**DOCUMENT TEXT:**
##############################
Now that all controllers are down, I moved away the file /var/lib/juju/raft/logs
on machine-0 and machine-1, but kept it as-is on machine-2. Since machine-2 was considered leader, I now restarted the Juju service on the controller. After a short while, I restarted the other two controllers. After this, all three controllers considered machine-2 leader and things worked again! juju debug-log -m controller
shows no errors anymore.
##############################
**RECORD EXTRACTS:**

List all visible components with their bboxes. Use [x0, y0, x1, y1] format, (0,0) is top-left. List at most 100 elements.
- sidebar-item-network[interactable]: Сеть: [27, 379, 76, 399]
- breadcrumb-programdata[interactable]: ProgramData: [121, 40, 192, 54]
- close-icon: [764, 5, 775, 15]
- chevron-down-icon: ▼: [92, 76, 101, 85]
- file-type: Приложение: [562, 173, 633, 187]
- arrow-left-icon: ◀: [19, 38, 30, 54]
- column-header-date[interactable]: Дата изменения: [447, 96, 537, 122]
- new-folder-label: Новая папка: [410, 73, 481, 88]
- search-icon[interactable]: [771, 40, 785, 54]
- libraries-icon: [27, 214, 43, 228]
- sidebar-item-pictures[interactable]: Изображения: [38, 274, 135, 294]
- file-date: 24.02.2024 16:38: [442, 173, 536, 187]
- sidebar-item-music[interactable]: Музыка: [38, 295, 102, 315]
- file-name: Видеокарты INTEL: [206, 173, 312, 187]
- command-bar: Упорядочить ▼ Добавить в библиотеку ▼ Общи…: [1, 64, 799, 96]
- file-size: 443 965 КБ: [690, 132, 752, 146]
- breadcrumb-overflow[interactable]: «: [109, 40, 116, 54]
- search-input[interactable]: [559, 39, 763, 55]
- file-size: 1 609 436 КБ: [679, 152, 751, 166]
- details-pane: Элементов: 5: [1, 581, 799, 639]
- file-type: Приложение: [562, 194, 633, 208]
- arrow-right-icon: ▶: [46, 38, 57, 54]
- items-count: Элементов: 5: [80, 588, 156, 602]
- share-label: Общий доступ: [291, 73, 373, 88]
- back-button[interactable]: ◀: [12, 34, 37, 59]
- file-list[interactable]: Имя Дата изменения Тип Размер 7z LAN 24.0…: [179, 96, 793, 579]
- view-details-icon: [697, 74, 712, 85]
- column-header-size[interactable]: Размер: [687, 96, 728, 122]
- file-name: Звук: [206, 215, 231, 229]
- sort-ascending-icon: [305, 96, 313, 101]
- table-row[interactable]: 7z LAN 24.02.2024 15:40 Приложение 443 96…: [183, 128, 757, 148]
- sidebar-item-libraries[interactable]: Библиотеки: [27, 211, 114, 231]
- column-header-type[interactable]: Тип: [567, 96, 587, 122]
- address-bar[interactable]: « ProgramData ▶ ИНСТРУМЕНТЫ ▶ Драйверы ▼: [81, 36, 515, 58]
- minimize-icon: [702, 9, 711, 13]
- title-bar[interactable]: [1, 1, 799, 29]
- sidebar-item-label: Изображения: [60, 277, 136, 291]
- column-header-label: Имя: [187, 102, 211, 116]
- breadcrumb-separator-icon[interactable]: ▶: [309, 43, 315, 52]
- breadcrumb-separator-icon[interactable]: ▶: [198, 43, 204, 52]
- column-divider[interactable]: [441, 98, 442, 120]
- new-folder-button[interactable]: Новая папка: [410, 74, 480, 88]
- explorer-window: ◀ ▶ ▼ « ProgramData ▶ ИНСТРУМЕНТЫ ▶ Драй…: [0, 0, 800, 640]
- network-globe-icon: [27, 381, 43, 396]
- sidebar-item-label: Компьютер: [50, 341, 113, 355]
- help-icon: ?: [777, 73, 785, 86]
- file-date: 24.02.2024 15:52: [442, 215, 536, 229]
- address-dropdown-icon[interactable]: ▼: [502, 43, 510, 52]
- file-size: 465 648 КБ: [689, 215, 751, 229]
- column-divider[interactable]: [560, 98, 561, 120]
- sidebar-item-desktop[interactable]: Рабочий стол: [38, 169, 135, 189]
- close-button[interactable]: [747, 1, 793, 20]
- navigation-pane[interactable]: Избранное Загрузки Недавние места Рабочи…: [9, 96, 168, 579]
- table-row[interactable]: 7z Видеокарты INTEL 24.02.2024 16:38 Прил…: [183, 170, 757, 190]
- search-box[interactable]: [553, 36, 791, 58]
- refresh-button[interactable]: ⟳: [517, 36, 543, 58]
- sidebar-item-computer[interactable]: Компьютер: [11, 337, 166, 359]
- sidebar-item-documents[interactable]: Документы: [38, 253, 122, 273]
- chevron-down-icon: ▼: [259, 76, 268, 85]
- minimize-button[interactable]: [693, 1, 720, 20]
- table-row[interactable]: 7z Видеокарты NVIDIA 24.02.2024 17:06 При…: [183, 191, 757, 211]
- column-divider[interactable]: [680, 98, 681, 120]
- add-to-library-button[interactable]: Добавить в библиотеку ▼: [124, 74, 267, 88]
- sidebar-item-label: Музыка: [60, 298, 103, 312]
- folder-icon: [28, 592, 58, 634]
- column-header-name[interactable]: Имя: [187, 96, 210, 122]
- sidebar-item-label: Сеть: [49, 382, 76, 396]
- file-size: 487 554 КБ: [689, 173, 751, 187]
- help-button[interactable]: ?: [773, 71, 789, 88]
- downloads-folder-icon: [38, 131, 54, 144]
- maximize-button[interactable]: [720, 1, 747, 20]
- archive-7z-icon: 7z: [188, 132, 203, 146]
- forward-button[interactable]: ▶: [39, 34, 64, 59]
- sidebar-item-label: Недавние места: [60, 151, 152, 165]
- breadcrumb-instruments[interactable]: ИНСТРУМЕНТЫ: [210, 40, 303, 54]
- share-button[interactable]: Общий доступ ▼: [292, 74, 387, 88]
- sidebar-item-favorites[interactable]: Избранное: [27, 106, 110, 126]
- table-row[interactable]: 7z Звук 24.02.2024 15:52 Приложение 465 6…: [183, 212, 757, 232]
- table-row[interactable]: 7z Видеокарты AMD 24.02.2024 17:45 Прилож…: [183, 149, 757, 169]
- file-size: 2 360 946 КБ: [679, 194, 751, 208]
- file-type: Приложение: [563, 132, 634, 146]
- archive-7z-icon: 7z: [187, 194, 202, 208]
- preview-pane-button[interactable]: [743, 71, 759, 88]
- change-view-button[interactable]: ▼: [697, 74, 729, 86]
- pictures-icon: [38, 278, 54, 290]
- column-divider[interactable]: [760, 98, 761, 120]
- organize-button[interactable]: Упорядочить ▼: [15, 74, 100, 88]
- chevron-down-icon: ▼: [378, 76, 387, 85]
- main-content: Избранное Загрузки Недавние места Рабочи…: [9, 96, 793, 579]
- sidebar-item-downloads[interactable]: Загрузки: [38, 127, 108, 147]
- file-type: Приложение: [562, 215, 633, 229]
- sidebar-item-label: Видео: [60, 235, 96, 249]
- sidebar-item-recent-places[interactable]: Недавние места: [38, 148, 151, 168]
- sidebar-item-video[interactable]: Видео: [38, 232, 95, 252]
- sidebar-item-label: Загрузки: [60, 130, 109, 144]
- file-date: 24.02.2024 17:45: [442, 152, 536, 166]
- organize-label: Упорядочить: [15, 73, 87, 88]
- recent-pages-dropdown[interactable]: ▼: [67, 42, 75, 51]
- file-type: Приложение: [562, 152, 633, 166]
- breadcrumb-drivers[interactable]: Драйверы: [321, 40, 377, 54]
##############################
**STUDY QUESTIONS:**
1: Quote the part of the Juju controller excerpt starting with "Now that all" and going on through "no errors anymore.".
2: Answer the following questions from the Juju controller excerpt.
(a) Which file was moved away, and on which machines?
(b) Which machine was considered leader?
(c) Which command shows no errors anymore?
3: Carry on the Juju controller excerpt from the point where it stops.

**ANSWERS:**
1:
Now that all controllers are down, I moved away the file /var/lib/juju/raft/logs
on machine-0 and machine-1, but kept it as-is on machine-2. Since machine-2 was considered leader, I now restarted the Juju service on the controller. After a short while, I restarted the other two controllers. After this, all three controllers considered machine-2 leader and things worked again! juju debug-log -m controller
shows no errors anymore.

2:
(a) The file /var/lib/juju/raft/logs was moved away on machine-0 and machine-1.
(b) Machine-2 was considered leader.
(c) The command juju debug-log -m controller shows no errors anymore.

3:
My only theory on why this happened in the first place is that the LXD storage hosting machine-1 went low/out of space some months ago.
By the way, you do your controller backups regularly, don’t you? https://juju.is/docs/olm/controller-backups
Many thanks to Canonical Support, @jameinel and @manadart for very professional help.